--- Start ---
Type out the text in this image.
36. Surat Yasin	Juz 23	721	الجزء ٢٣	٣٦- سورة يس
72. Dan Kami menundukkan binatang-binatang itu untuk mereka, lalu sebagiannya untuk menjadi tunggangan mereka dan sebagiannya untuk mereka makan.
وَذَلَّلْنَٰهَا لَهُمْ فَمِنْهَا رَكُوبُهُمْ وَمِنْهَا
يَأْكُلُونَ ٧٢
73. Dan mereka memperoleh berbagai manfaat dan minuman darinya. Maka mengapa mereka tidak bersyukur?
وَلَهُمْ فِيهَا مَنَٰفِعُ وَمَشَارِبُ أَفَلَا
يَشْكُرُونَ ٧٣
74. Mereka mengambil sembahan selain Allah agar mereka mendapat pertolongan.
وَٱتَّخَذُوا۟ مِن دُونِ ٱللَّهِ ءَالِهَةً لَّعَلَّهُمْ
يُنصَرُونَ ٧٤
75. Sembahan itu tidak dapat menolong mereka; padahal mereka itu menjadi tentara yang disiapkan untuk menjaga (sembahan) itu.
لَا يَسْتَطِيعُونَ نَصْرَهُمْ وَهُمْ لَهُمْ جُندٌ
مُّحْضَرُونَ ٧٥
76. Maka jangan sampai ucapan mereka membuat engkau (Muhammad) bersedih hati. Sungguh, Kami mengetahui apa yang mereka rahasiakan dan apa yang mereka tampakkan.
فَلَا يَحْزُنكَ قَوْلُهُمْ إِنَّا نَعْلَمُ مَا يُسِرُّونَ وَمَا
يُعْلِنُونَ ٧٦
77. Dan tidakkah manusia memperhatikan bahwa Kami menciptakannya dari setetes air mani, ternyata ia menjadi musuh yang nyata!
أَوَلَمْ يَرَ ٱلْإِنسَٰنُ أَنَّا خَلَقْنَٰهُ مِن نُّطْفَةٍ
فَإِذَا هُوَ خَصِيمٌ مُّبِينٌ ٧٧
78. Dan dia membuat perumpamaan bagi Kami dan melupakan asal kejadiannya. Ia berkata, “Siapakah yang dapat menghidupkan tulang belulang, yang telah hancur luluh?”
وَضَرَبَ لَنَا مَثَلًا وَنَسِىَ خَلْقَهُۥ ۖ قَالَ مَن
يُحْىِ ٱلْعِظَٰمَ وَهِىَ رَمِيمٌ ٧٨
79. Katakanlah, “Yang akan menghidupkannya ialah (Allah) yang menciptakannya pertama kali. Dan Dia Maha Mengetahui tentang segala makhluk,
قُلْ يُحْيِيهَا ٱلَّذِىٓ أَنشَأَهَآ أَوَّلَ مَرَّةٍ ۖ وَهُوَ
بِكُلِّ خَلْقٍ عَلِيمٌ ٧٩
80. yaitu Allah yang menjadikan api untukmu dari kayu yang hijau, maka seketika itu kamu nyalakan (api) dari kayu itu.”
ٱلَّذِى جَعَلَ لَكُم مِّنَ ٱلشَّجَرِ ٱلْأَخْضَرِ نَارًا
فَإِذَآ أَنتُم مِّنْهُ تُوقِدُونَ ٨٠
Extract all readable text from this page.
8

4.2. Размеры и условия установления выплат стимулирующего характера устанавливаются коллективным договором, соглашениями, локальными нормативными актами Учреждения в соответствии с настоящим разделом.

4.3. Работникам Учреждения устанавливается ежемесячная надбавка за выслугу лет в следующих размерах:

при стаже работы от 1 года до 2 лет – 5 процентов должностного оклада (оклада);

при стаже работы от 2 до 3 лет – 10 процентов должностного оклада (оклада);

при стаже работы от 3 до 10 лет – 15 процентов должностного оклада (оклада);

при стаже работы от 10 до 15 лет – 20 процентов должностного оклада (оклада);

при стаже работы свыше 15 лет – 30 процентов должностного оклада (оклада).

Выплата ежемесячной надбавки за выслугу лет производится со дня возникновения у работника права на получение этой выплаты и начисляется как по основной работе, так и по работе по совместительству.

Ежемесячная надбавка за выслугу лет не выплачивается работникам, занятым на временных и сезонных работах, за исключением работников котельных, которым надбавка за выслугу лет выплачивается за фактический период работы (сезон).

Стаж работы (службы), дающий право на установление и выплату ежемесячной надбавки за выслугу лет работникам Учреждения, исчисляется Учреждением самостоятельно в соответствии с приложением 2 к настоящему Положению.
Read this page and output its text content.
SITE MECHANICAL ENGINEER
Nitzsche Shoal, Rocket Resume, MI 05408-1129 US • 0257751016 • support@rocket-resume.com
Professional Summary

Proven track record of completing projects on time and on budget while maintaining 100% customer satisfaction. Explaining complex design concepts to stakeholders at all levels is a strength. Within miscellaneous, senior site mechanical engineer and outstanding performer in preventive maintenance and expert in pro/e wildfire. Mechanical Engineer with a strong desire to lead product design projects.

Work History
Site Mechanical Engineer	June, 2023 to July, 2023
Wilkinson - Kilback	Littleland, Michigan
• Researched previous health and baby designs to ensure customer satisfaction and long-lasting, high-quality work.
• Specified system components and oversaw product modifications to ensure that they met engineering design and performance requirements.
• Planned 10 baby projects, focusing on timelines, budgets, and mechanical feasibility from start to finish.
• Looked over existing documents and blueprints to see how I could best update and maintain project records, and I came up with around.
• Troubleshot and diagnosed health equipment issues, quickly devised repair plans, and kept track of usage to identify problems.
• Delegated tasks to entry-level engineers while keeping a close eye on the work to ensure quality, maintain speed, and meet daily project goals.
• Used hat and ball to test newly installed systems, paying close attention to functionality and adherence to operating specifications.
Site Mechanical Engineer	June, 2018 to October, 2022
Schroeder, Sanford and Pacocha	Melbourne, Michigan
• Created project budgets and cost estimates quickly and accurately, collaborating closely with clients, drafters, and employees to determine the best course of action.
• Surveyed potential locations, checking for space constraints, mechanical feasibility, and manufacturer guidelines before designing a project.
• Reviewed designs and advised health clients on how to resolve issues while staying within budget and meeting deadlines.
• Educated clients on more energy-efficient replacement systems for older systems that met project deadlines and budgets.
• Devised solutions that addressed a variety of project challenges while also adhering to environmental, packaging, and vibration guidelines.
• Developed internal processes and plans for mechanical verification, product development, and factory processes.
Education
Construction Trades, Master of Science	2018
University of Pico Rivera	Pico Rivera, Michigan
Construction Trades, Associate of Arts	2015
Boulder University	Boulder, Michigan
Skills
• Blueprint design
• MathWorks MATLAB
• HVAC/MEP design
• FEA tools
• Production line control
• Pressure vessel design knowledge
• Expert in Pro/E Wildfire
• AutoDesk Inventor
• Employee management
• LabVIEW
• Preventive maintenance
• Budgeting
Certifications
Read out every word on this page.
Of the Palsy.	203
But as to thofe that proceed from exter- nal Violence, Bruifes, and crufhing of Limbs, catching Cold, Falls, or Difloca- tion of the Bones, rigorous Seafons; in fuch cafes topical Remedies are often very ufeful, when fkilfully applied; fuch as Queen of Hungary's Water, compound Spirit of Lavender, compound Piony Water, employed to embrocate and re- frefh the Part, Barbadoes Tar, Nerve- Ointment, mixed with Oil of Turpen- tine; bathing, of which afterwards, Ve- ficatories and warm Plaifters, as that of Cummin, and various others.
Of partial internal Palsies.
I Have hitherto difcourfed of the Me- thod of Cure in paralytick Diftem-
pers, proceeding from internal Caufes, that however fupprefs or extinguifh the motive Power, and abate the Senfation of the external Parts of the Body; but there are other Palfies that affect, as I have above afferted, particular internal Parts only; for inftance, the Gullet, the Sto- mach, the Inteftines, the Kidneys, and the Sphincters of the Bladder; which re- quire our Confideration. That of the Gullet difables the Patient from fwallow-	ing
--- End ---
§ **Problem to work on**: Pick out each line that holds the string "issues".

§ **Written solution**:
• Troubleshot and diagnosed health equipment issues, quickly devised repair plans, and kept track of usage to identify problems.
• Reviewed designs and advised health clients on how to resolve issues while staying within budget and meeting deadlines.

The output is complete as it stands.